Requirement =
Every line that contains the word "with" should be copied.

(Stored items)

-- begin --

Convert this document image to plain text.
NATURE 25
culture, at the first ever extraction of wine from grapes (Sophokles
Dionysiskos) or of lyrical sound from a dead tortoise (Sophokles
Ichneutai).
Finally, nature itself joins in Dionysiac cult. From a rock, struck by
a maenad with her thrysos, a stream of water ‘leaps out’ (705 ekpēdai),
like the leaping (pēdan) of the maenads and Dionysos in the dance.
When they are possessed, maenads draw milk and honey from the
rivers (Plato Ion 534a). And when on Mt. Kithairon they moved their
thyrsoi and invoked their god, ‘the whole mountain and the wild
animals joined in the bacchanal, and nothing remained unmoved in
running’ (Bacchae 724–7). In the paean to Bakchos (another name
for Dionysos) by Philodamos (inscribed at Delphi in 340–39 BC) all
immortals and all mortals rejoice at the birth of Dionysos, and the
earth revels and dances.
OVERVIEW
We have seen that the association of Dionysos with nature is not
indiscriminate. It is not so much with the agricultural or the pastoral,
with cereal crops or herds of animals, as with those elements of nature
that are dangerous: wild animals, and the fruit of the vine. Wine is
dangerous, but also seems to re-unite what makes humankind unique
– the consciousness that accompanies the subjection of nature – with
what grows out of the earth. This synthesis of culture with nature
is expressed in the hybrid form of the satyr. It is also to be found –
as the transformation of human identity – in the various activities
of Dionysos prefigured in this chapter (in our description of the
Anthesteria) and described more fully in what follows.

-- end --

Result =
a maenad with her thrysos, a stream of water ‘leaps out’ (705 ekpēdai),
We have seen that the association of Dionysos with nature is not
indiscriminate. It is not so much with the agricultural or the pastoral,
with cereal crops or herds of animals, as with those elements of nature
– the consciousness that accompanies the subjection of nature – with
what grows out of the earth. This synthesis of culture with nature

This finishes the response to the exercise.